** Begin Records to process **

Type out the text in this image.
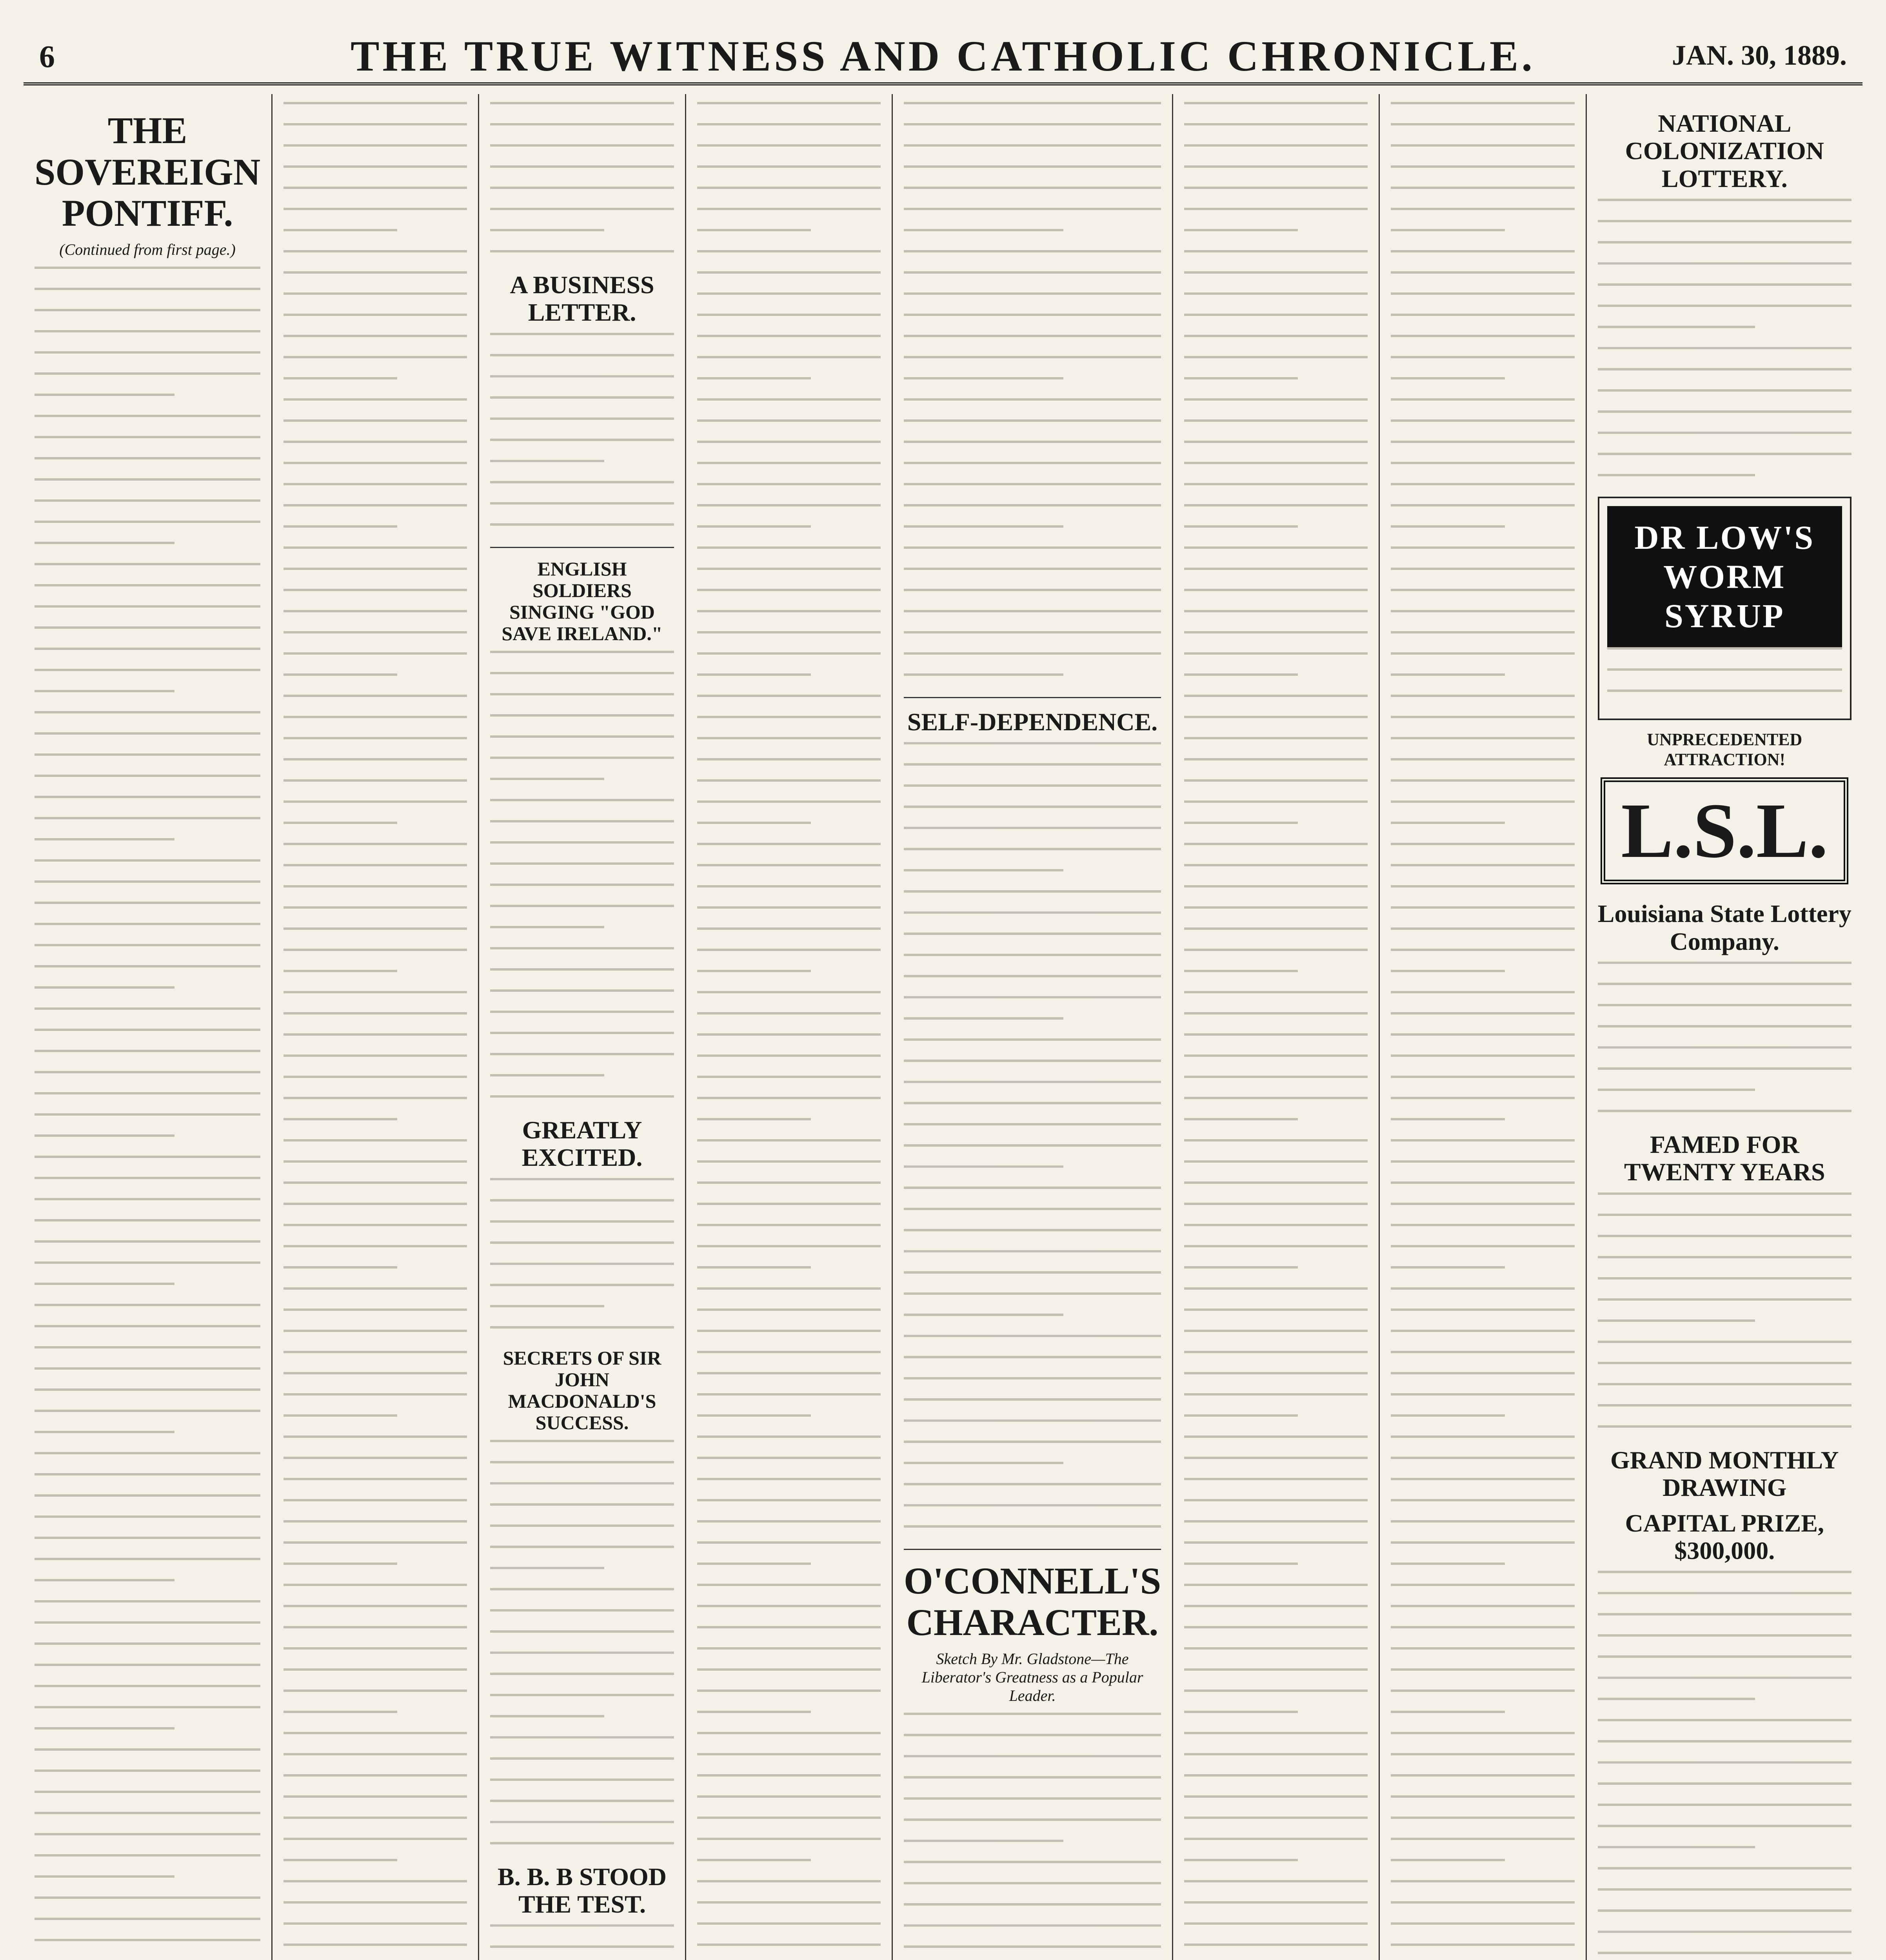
6	THE TRUE WITNESS AND CATHOLIC CHRONICLE.	JAN. 30, 1889.
THE SOVEREIGN PONTIFF.
(Continued from first page.)
A BUSINESS LETTER.
ENGLISH SOLDIERS SINGING "GOD SAVE IRELAND."
GREATLY EXCITED.
SECRETS OF SIR JOHN MACDONALD'S SUCCESS.
B. B. B STOOD THE TEST.
SELF-DEPENDENCE.
O'CONNELL'S CHARACTER.
Sketch By Mr. Gladstone—The Liberator's Greatness as a Popular Leader.
NATIONAL COLONIZATION LOTTERY.
DR LOW'S WORM SYRUP
UNPRECEDENTED ATTRACTION!
L.S.L.
Louisiana State Lottery Company.
FAMED FOR TWENTY YEARS
GRAND MONTHLY DRAWING
CAPITAL PRIZE, $300,000.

** End Records to process **

:: Objective ::
Return the listing above unchanged, apart from dropping its pictures.

:: Exercise response ::
Type out the text in this image.
6	THE TRUE WITNESS AND CATHOLIC CHRONICLE.	JAN. 30, 1889.
THE SOVEREIGN PONTIFF.
(Continued from first page.)
A BUSINESS LETTER.
ENGLISH SOLDIERS SINGING "GOD SAVE IRELAND."
GREATLY EXCITED.
SECRETS OF SIR JOHN MACDONALD'S SUCCESS.
B. B. B STOOD THE TEST.
SELF-DEPENDENCE.
O'CONNELL'S CHARACTER.
Sketch By Mr. Gladstone—The Liberator's Greatness as a Popular Leader.
NATIONAL COLONIZATION LOTTERY.
DR LOW'S WORM SYRUP
UNPRECEDENTED ATTRACTION!
L.S.L.
Louisiana State Lottery Company.
FAMED FOR TWENTY YEARS
GRAND MONTHLY DRAWING
CAPITAL PRIZE, $300,000.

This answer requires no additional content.